:: The exercise ::
Copy out everything in the records from the first line down to the line containing "684, 448, 700]", keeping each line unchanged.
--
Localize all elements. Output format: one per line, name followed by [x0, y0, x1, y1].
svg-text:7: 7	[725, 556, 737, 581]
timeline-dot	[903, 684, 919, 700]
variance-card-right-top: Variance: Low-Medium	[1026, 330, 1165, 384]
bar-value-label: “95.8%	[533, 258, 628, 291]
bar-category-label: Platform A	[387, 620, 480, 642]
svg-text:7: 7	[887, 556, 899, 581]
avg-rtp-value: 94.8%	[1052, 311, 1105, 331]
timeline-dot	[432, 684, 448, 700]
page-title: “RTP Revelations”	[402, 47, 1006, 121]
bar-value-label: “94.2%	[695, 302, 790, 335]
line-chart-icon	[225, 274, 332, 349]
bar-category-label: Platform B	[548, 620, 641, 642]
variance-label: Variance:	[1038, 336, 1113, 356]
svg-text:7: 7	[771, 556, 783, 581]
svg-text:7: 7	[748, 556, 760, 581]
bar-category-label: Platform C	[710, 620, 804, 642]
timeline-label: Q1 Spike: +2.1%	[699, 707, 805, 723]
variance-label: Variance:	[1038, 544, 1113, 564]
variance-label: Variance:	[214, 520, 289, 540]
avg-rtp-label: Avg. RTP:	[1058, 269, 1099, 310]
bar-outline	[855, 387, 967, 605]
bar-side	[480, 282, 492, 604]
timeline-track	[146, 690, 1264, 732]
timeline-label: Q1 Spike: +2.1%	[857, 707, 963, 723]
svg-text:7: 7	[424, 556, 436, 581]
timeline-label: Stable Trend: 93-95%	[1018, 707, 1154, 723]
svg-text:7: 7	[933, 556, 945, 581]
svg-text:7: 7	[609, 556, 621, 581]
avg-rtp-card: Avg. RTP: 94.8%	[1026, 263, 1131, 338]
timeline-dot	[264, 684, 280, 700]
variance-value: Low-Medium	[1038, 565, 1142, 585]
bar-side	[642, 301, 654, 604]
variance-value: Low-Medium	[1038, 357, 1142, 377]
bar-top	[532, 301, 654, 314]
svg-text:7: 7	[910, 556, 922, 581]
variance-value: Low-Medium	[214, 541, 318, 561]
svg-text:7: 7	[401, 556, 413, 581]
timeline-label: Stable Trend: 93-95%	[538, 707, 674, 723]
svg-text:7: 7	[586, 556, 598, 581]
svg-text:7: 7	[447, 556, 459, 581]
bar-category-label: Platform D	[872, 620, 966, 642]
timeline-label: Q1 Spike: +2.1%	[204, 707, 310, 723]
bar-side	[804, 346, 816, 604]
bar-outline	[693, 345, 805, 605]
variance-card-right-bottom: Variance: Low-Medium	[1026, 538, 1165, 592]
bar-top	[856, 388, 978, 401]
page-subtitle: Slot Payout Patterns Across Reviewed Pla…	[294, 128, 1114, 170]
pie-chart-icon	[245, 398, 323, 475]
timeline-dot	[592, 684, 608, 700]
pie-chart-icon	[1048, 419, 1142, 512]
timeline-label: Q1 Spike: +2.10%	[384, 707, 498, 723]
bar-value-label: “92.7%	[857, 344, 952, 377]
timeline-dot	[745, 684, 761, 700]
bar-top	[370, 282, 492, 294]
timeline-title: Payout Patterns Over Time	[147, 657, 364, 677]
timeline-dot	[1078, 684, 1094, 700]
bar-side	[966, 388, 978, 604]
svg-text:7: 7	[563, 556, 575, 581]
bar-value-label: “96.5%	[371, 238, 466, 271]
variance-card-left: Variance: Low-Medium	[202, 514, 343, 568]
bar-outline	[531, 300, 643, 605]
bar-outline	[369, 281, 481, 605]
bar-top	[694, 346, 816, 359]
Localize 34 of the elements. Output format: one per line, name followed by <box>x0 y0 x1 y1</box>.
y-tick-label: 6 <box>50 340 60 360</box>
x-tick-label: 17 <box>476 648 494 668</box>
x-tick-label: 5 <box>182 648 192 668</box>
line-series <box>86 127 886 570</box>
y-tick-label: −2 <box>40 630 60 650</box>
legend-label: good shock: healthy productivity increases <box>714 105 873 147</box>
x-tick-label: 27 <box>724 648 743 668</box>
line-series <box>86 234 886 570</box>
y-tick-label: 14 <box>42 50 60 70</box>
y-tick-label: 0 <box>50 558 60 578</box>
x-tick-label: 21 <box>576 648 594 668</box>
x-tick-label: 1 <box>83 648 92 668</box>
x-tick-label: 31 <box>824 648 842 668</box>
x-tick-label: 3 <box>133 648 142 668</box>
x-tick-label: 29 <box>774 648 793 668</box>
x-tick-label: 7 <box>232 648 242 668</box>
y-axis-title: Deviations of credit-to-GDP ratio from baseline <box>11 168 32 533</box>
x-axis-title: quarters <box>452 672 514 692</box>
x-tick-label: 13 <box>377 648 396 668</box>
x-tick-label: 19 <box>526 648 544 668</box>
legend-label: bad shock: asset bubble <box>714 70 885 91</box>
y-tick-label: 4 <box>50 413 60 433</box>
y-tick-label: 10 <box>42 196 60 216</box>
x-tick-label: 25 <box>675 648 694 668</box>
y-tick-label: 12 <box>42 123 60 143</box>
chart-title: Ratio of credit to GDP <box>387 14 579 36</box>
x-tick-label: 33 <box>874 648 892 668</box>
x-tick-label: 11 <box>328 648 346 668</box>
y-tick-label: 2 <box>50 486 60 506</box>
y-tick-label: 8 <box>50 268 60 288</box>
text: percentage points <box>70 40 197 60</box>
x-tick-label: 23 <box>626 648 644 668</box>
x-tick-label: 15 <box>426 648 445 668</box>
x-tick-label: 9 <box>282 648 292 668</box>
--
:: Exercise answer ::
Localize all elements. Output format: one per line, name followed by [x0, y0, x1, y1].
svg-text:7: 7	[725, 556, 737, 581]
timeline-dot	[903, 684, 919, 700]
variance-card-right-top: Variance: Low-Medium	[1026, 330, 1165, 384]
bar-value-label: “95.8%	[533, 258, 628, 291]
bar-category-label: Platform A	[387, 620, 480, 642]
svg-text:7: 7	[887, 556, 899, 581]
avg-rtp-value: 94.8%	[1052, 311, 1105, 331]
timeline-dot	[432, 684, 448, 700]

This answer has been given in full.